Lines containing the word "phase" should be extracted in full.
** START OF Working data **
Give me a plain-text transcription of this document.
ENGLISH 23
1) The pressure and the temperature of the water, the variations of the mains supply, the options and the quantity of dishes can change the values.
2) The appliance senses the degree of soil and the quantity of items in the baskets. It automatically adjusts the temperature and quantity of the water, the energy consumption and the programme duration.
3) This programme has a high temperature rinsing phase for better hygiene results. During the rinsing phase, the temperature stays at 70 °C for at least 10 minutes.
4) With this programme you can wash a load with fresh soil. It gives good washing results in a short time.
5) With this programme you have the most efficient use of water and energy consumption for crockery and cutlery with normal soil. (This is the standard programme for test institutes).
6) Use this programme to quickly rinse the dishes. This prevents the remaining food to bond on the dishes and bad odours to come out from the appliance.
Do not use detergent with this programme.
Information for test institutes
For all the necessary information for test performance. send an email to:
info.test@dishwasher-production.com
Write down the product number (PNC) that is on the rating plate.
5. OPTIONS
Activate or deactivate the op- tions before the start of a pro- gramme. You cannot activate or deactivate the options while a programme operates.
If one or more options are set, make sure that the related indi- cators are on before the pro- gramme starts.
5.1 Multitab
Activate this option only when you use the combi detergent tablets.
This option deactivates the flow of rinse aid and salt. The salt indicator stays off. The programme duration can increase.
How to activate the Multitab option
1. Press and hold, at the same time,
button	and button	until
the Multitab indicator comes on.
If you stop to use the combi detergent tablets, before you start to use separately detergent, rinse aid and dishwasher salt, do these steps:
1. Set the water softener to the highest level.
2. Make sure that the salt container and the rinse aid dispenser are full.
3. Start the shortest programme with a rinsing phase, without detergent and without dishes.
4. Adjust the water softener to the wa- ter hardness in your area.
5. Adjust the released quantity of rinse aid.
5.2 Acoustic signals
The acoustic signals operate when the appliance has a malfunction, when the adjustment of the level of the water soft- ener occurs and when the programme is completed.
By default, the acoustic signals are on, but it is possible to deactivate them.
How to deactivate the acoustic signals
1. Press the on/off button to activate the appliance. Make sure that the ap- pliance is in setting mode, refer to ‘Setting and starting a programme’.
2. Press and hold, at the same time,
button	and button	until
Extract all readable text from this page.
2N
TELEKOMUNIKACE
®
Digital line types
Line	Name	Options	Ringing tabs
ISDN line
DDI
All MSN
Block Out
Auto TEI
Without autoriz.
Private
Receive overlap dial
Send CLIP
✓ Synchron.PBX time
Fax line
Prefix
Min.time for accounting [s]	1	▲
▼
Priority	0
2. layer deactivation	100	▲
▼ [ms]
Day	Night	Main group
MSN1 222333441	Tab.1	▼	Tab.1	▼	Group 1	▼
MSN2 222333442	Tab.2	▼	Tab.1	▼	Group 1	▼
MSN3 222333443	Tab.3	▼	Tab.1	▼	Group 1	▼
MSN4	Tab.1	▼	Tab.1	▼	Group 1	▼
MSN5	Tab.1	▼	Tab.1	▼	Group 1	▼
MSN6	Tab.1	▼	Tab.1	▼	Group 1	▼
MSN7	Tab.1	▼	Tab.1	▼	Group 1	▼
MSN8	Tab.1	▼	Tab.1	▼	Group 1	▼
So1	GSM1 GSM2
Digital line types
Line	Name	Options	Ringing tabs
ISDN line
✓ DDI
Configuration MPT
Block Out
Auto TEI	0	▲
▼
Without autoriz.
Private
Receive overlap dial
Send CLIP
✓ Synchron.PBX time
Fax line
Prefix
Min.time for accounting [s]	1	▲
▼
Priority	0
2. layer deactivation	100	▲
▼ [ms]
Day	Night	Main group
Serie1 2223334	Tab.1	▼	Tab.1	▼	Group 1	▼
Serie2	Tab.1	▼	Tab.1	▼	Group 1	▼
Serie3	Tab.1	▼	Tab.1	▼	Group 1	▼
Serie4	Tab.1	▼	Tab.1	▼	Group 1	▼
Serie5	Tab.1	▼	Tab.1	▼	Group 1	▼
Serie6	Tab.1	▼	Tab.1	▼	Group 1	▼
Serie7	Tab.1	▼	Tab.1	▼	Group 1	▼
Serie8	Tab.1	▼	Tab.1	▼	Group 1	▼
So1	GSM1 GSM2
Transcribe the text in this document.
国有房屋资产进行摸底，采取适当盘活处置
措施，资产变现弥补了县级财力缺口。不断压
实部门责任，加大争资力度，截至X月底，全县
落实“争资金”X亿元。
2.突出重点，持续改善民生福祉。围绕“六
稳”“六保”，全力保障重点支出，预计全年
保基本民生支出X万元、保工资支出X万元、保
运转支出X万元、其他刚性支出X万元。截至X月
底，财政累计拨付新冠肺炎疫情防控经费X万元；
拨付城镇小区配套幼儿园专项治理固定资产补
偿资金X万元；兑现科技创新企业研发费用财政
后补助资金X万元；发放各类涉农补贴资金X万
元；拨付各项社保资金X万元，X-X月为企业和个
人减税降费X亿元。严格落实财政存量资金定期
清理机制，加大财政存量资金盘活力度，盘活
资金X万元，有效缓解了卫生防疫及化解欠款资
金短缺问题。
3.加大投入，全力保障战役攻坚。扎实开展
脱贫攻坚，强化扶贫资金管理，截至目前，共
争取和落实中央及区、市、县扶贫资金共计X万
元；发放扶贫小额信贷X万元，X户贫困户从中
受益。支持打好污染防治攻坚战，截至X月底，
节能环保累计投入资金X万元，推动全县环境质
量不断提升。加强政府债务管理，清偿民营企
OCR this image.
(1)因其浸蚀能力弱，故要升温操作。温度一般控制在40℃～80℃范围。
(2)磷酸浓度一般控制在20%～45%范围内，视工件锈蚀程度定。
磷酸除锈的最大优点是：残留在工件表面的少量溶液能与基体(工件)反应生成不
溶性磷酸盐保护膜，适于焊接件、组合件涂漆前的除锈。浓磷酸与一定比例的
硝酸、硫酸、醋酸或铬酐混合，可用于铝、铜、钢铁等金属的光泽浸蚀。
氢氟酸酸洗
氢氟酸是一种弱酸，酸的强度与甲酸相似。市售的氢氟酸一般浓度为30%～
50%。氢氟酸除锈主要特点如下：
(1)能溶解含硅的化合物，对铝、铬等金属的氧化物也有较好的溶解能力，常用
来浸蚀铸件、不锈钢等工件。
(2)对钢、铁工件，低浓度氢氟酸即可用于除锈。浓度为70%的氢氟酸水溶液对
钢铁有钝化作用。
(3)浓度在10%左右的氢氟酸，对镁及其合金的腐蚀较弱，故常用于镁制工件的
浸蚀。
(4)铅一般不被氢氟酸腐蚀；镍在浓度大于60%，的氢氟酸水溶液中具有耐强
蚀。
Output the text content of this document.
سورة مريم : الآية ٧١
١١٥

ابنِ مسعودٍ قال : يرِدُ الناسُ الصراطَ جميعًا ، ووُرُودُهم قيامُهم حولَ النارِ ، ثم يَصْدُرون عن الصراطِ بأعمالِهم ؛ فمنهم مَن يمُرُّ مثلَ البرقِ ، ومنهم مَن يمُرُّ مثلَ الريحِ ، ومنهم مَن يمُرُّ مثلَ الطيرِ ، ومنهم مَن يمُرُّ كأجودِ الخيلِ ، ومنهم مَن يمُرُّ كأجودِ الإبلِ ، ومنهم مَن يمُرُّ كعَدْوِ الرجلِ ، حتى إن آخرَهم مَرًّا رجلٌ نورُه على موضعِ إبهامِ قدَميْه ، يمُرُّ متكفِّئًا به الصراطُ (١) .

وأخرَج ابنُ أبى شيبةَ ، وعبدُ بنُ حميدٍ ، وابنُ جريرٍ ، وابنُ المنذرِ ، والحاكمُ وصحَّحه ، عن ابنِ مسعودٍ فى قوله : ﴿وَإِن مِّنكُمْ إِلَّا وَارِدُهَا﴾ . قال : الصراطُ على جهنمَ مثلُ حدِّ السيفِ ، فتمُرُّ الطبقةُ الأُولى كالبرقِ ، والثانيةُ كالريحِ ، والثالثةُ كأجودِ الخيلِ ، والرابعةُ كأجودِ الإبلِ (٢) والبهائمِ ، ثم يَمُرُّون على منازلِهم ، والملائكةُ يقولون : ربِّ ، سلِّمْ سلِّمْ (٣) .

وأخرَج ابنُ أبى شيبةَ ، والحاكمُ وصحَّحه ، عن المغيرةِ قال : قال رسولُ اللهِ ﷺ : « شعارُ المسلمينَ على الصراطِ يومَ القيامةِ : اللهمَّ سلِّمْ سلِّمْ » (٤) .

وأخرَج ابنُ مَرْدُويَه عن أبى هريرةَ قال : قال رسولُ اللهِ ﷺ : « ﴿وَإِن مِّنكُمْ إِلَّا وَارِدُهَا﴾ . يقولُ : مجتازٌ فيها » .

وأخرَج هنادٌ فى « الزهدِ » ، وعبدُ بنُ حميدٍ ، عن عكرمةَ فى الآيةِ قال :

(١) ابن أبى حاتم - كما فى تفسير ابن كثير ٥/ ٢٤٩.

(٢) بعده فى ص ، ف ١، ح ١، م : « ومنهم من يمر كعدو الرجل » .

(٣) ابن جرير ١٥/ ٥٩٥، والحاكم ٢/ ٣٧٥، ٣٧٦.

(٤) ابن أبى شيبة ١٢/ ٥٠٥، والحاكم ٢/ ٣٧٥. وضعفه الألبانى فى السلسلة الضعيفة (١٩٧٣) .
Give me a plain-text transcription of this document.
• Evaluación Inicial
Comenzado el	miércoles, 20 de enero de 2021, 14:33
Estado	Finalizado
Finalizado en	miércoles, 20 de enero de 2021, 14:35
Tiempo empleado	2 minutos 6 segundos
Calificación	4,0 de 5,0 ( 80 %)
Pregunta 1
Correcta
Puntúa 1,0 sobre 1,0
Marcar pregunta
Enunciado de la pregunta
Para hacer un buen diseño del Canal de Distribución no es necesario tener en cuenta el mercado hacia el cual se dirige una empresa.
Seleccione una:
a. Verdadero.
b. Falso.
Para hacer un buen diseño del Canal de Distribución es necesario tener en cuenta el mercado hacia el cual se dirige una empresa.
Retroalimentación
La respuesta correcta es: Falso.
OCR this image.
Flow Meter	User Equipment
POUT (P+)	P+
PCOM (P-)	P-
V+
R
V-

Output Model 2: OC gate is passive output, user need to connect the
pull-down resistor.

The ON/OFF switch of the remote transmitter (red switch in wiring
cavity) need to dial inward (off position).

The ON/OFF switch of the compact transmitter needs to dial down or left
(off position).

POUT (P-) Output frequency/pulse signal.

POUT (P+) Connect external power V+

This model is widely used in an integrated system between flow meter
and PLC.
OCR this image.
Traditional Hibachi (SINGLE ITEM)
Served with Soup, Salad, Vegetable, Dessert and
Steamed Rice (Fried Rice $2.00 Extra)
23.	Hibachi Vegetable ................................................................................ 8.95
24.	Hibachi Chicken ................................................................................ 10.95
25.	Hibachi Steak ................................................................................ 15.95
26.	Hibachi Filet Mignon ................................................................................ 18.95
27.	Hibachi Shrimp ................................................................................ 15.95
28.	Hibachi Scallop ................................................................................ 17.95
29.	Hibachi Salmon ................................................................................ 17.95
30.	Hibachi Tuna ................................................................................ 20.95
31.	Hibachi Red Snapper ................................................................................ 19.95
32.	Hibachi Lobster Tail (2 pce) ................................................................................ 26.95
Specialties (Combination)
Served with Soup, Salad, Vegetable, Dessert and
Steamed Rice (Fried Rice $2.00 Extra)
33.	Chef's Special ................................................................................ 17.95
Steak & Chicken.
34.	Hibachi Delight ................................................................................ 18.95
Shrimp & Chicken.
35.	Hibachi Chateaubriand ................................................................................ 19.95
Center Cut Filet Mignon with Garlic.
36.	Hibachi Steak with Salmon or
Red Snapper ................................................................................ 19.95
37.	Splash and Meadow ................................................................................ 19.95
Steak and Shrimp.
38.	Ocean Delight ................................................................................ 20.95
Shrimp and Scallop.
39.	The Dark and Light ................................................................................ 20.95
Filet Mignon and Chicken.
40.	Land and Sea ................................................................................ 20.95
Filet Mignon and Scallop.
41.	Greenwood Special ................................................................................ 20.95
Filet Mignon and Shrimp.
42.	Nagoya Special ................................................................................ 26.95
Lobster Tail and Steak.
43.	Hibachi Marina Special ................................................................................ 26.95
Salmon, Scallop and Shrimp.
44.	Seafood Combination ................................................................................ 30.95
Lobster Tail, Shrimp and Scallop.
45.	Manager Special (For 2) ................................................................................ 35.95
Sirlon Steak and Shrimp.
** END OF Working data **
Exercise answer:
3) This programme has a high temperature rinsing phase for better hygiene results. During the rinsing phase, the temperature stays at 70 °C for at least 10 minutes.
3. Start the shortest programme with a rinsing phase, without detergent and without dishes.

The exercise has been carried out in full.